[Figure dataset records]
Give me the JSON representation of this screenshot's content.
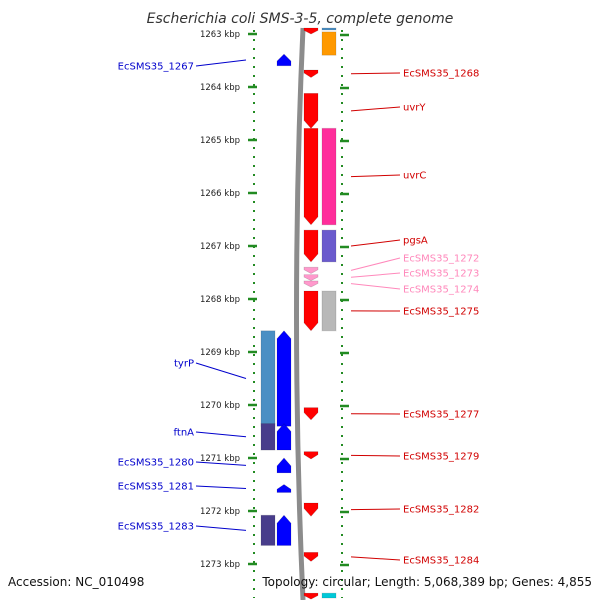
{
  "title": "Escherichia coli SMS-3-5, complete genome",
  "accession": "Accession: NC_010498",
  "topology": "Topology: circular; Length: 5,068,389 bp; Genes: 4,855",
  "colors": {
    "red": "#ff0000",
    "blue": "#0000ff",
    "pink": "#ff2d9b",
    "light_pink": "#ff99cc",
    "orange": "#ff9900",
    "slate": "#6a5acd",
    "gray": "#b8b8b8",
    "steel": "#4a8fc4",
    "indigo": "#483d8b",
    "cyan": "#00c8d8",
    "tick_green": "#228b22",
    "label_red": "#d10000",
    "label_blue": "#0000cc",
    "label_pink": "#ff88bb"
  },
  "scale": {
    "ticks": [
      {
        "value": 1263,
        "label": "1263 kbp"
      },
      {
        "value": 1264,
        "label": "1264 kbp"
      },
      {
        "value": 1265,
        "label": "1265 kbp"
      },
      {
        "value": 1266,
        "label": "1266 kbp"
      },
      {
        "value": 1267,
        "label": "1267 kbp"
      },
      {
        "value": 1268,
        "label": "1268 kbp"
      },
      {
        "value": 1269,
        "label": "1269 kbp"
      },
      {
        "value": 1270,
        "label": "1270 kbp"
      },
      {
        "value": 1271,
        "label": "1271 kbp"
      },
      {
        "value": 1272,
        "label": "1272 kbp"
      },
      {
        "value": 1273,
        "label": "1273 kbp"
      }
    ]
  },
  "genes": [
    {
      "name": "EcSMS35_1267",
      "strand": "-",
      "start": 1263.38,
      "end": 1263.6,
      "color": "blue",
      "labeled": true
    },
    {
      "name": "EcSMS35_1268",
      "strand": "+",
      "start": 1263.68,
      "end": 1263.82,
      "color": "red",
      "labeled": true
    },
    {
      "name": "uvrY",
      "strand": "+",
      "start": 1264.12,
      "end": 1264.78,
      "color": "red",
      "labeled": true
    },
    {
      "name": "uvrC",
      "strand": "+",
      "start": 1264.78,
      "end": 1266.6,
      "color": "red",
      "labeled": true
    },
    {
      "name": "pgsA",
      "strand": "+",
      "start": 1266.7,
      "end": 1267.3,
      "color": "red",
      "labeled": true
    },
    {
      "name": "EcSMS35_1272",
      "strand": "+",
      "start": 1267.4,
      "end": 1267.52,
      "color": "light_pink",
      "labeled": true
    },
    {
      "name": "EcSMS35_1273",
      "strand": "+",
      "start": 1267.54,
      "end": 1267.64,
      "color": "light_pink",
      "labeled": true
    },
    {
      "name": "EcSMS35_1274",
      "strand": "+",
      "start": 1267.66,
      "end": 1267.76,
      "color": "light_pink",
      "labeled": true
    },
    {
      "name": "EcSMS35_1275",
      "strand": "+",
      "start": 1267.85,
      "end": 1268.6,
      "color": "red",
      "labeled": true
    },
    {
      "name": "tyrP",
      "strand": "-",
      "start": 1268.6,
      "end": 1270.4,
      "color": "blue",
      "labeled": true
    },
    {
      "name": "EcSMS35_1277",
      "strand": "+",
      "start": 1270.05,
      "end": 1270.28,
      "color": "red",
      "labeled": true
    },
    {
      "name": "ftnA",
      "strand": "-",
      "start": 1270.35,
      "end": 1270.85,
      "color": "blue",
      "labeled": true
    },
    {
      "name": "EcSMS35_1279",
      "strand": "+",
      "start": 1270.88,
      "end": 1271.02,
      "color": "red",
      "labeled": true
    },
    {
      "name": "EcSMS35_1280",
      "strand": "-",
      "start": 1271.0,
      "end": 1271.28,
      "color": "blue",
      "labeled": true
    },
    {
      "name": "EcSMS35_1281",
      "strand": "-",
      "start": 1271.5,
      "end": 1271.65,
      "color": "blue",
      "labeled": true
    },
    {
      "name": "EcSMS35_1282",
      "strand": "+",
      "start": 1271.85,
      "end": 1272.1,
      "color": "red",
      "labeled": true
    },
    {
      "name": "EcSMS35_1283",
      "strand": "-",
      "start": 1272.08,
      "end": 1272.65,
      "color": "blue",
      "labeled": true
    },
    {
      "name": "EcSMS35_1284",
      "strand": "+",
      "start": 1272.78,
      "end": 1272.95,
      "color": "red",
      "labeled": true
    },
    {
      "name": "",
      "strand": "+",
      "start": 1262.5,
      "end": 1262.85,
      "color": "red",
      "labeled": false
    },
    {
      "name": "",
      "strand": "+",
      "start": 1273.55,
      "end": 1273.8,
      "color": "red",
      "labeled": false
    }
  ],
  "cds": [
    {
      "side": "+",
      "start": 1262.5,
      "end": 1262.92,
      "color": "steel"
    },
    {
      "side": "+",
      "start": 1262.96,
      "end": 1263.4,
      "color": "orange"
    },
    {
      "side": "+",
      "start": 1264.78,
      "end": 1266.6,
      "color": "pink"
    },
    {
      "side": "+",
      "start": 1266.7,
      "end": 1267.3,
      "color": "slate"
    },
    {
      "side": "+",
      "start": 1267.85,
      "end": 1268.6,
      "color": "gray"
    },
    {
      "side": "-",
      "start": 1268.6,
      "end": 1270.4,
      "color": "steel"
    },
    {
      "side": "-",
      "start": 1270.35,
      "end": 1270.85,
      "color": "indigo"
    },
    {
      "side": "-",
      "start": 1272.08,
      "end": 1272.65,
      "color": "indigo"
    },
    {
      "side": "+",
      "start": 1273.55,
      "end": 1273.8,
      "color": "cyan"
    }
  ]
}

▸ What you have to do
Leaving out the pictures, repeat all of the entries exactly.

▸ Response area
Give me the JSON representation of this screenshot's content.
{
  "title": "Escherichia coli SMS-3-5, complete genome",
  "accession": "Accession: NC_010498",
  "topology": "Topology: circular; Length: 5,068,389 bp; Genes: 4,855",
  "colors": {
    "red": "#ff0000",
    "blue": "#0000ff",
    "pink": "#ff2d9b",
    "light_pink": "#ff99cc",
    "orange": "#ff9900",
    "slate": "#6a5acd",
    "gray": "#b8b8b8",
    "steel": "#4a8fc4",
    "indigo": "#483d8b",
    "cyan": "#00c8d8",
    "tick_green": "#228b22",
    "label_red": "#d10000",
    "label_blue": "#0000cc",
    "label_pink": "#ff88bb"
  },
  "scale": {
    "ticks": [
      {
        "value": 1263,
        "label": "1263 kbp"
      },
      {
        "value": 1264,
        "label": "1264 kbp"
      },
      {
        "value": 1265,
        "label": "1265 kbp"
      },
      {
        "value": 1266,
        "label": "1266 kbp"
      },
      {
        "value": 1267,
        "label": "1267 kbp"
      },
      {
        "value": 1268,
        "label": "1268 kbp"
      },
      {
        "value": 1269,
        "label": "1269 kbp"
      },
      {
        "value": 1270,
        "label": "1270 kbp"
      },
      {
        "value": 1271,
        "label": "1271 kbp"
      },
      {
        "value": 1272,
        "label": "1272 kbp"
      },
      {
        "value": 1273,
        "label": "1273 kbp"
      }
    ]
  },
  "genes": [
    {
      "name": "EcSMS35_1267",
      "strand": "-",
      "start": 1263.38,
      "end": 1263.6,
      "color": "blue",
      "labeled": true
    },
    {
      "name": "EcSMS35_1268",
      "strand": "+",
      "start": 1263.68,
      "end": 1263.82,
      "color": "red",
      "labeled": true
    },
    {
      "name": "uvrY",
      "strand": "+",
      "start": 1264.12,
      "end": 1264.78,
      "color": "red",
      "labeled": true
    },
    {
      "name": "uvrC",
      "strand": "+",
      "start": 1264.78,
      "end": 1266.6,
      "color": "red",
      "labeled": true
    },
    {
      "name": "pgsA",
      "strand": "+",
      "start": 1266.7,
      "end": 1267.3,
      "color": "red",
      "labeled": true
    },
    {
      "name": "EcSMS35_1272",
      "strand": "+",
      "start": 1267.4,
      "end": 1267.52,
      "color": "light_pink",
      "labeled": true
    },
    {
      "name": "EcSMS35_1273",
      "strand": "+",
      "start": 1267.54,
      "end": 1267.64,
      "color": "light_pink",
      "labeled": true
    },
    {
      "name": "EcSMS35_1274",
      "strand": "+",
      "start": 1267.66,
      "end": 1267.76,
      "color": "light_pink",
      "labeled": true
    },
    {
      "name": "EcSMS35_1275",
      "strand": "+",
      "start": 1267.85,
      "end": 1268.6,
      "color": "red",
      "labeled": true
    },
    {
      "name": "tyrP",
      "strand": "-",
      "start": 1268.6,
      "end": 1270.4,
      "color": "blue",
      "labeled": true
    },
    {
      "name": "EcSMS35_1277",
      "strand": "+",
      "start": 1270.05,
      "end": 1270.28,
      "color": "red",
      "labeled": true
    },
    {
      "name": "ftnA",
      "strand": "-",
      "start": 1270.35,
      "end": 1270.85,
      "color": "blue",
      "labeled": true
    },
    {
      "name": "EcSMS35_1279",
      "strand": "+",
      "start": 1270.88,
      "end": 1271.02,
      "color": "red",
      "labeled": true
    },
    {
      "name": "EcSMS35_1280",
      "strand": "-",
      "start": 1271.0,
      "end": 1271.28,
      "color": "blue",
      "labeled": true
    },
    {
      "name": "EcSMS35_1281",
      "strand": "-",
      "start": 1271.5,
      "end": 1271.65,
      "color": "blue",
      "labeled": true
    },
    {
      "name": "EcSMS35_1282",
      "strand": "+",
      "start": 1271.85,
      "end": 1272.1,
      "color": "red",
      "labeled": true
    },
    {
      "name": "EcSMS35_1283",
      "strand": "-",
      "start": 1272.08,
      "end": 1272.65,
      "color": "blue",
      "labeled": true
    },
    {
      "name": "EcSMS35_1284",
      "strand": "+",
      "start": 1272.78,
      "end": 1272.95,
      "color": "red",
      "labeled": true
    },
    {
      "name": "",
      "strand": "+",
      "start": 1262.5,
      "end": 1262.85,
      "color": "red",
      "labeled": false
    },
    {
      "name": "",
      "strand": "+",
      "start": 1273.55,
      "end": 1273.8,
      "color": "red",
      "labeled": false
    }
  ],
  "cds": [
    {
      "side": "+",
      "start": 1262.5,
      "end": 1262.92,
      "color": "steel"
    },
    {
      "side": "+",
      "start": 1262.96,
      "end": 1263.4,
      "color": "orange"
    },
    {
      "side": "+",
      "start": 1264.78,
      "end": 1266.6,
      "color": "pink"
    },
    {
      "side": "+",
      "start": 1266.7,
      "end": 1267.3,
      "color": "slate"
    },
    {
      "side": "+",
      "start": 1267.85,
      "end": 1268.6,
      "color": "gray"
    },
    {
      "side": "-",
      "start": 1268.6,
      "end": 1270.4,
      "color": "steel"
    },
    {
      "side": "-",
      "start": 1270.35,
      "end": 1270.85,
      "color": "indigo"
    },
    {
      "side": "-",
      "start": 1272.08,
      "end": 1272.65,
      "color": "indigo"
    },
    {
      "side": "+",
      "start": 1273.55,
      "end": 1273.8,
      "color": "cyan"
    }
  ]
}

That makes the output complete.